*WHAT THIS TASK INVOLVES:* Starting at the line that contains "legend-label-yes: yes <box>530" and ending at the line that contains "chart-subtitle: alcohol consumption", change "freedom from stenosis" to "freedom from restenosis" and give back only those lines, otherwise unaltered.

-=-=-=-=-

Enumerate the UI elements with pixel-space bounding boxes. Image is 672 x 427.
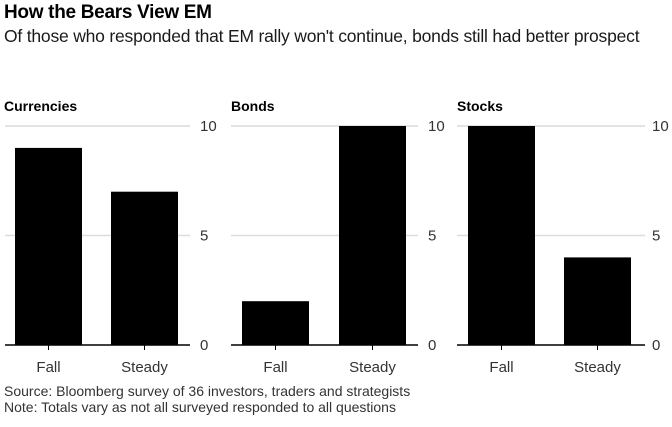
bar-bonds-fall [242,301,309,345]
chart-title: How the Bears View EM [4,2,212,23]
x-tick-label-currencies-steady: Steady [121,359,168,376]
footnote: Note: Totals vary as not all surveyed re… [4,399,396,415]
x-tick-label-currencies-fall: Fall [36,359,60,376]
bar-bonds-steady [339,126,406,345]
y-tick-label-currencies-0: 0 [200,337,208,354]
x-tick-label-bonds-fall: Fall [263,359,287,376]
bar-currencies-steady [111,191,178,345]
panel-title-currencies: Currencies [4,98,78,114]
panel-title-bonds: Bonds [231,98,275,114]
source-note: Source: Bloomberg survey of 36 investors… [4,383,411,399]
y-tick-label-stocks-5: 5 [652,228,660,245]
y-tick-label-bonds-10: 10 [428,118,445,135]
bar-stocks-fall [468,126,535,345]
x-tick-label-stocks-fall: Fall [489,359,513,376]
chart-subtitle: Of those who responded that EM rally won… [4,26,640,46]
panel-title-stocks: Stocks [457,98,503,114]
y-tick-label-bonds-0: 0 [428,337,436,354]
y-tick-label-bonds-5: 5 [428,228,436,245]
y-tick-label-currencies-10: 10 [200,118,217,135]
bar-currencies-fall [15,147,82,345]
y-tick-label-stocks-10: 10 [652,118,669,135]
x-tick-label-stocks-steady: Steady [574,359,621,376]
x-tick-label-bonds-steady: Steady [349,359,396,376]
y-tick-label-stocks-0: 0 [652,337,660,354]
y-tick-label-currencies-5: 5 [200,228,208,245]
bar-stocks-steady [564,257,631,345]
chart-footer: Source: Bloomberg survey of 36 investors… [4,383,410,415]
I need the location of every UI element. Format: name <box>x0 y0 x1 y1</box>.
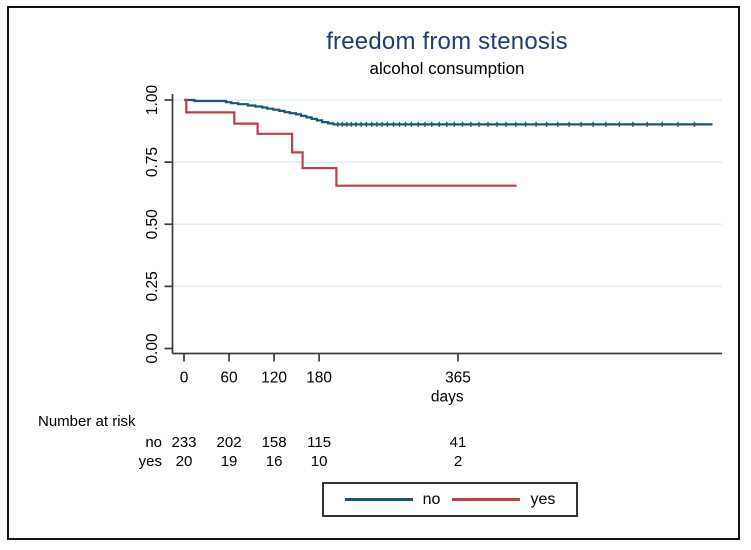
legend-label-yes: yes <box>530 490 556 508</box>
x-tick-label-0: 0 <box>180 370 189 387</box>
legend-label-no: no <box>422 490 441 508</box>
y-tick-label-0.25: 0.25 <box>144 271 161 301</box>
x-tick-label-60: 60 <box>220 370 238 387</box>
x-tick-label-120: 120 <box>261 370 287 387</box>
km-curve-no <box>184 98 713 126</box>
risk-count-yes-day60: 19 <box>220 453 238 470</box>
risk-count-yes-day365: 2 <box>453 453 463 470</box>
x-tick-label-180: 180 <box>306 370 332 387</box>
risk-count-no-day0: 233 <box>171 434 197 451</box>
legend-line-swatch-no <box>344 498 413 501</box>
risk-count-yes-day180: 10 <box>310 453 328 470</box>
risk-count-no-day60: 202 <box>216 434 242 451</box>
chart-title: freedom from stenosis <box>326 28 568 55</box>
risk-count-yes-day0: 20 <box>175 453 193 470</box>
legend-line-swatch-yes <box>452 498 521 501</box>
risk-count-no-day120: 158 <box>261 434 287 451</box>
risk-row-label-no: no <box>145 434 162 451</box>
legend-item-yes: yes <box>452 491 555 509</box>
y-tick-label-0.75: 0.75 <box>144 147 161 177</box>
risk-count-yes-day120: 16 <box>265 453 283 470</box>
y-tick-label-0: 0.00 <box>144 333 161 364</box>
km-curve-yes <box>184 98 517 187</box>
y-tick-label-1: 1.00 <box>144 85 161 116</box>
risk-row-label-yes: yes <box>138 453 162 470</box>
chart-subtitle: alcohol consumption <box>369 59 525 78</box>
figure-border <box>7 6 740 540</box>
y-tick-label-0.5: 0.50 <box>144 209 161 240</box>
x-axis-title: days <box>431 389 464 406</box>
legend: no yes <box>322 482 578 517</box>
risk-count-no-day180: 115 <box>307 434 332 451</box>
x-tick-label-365: 365 <box>445 370 471 387</box>
risk-table-header: Number at risk <box>38 413 136 430</box>
legend-item-no: no <box>344 490 441 509</box>
risk-count-no-day365: 41 <box>449 434 467 451</box>
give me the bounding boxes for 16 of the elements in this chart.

-=-=-=-=-

*SOLUTION TO THIS PROBLEM:*
legend-label-yes: yes <box>530 490 556 508</box>
x-tick-label-0: 0 <box>180 370 189 387</box>
legend-label-no: no <box>422 490 441 508</box>
y-tick-label-0.25: 0.25 <box>144 271 161 301</box>
x-tick-label-60: 60 <box>220 370 238 387</box>
x-tick-label-120: 120 <box>261 370 287 387</box>
km-curve-no <box>184 98 713 126</box>
risk-count-yes-day60: 19 <box>220 453 238 470</box>
risk-count-yes-day365: 2 <box>453 453 463 470</box>
x-tick-label-180: 180 <box>306 370 332 387</box>
risk-count-no-day0: 233 <box>171 434 197 451</box>
legend-line-swatch-no <box>344 498 413 501</box>
risk-count-yes-day180: 10 <box>310 453 328 470</box>
risk-count-no-day60: 202 <box>216 434 242 451</box>
chart-title: freedom from restenosis <box>326 28 568 55</box>
risk-count-yes-day0: 20 <box>175 453 193 470</box>
legend-line-swatch-yes <box>452 498 521 501</box>
risk-count-no-day120: 158 <box>261 434 287 451</box>
risk-row-label-no: no <box>145 434 162 451</box>
legend-item-yes: yes <box>452 491 555 509</box>
y-tick-label-0.75: 0.75 <box>144 147 161 177</box>
risk-count-yes-day120: 16 <box>265 453 283 470</box>
y-tick-label-0: 0.00 <box>144 333 161 364</box>
km-curve-yes <box>184 98 517 187</box>
y-tick-label-1: 1.00 <box>144 85 161 116</box>
risk-row-label-yes: yes <box>138 453 162 470</box>
chart-subtitle: alcohol consumption <box>369 59 525 78</box>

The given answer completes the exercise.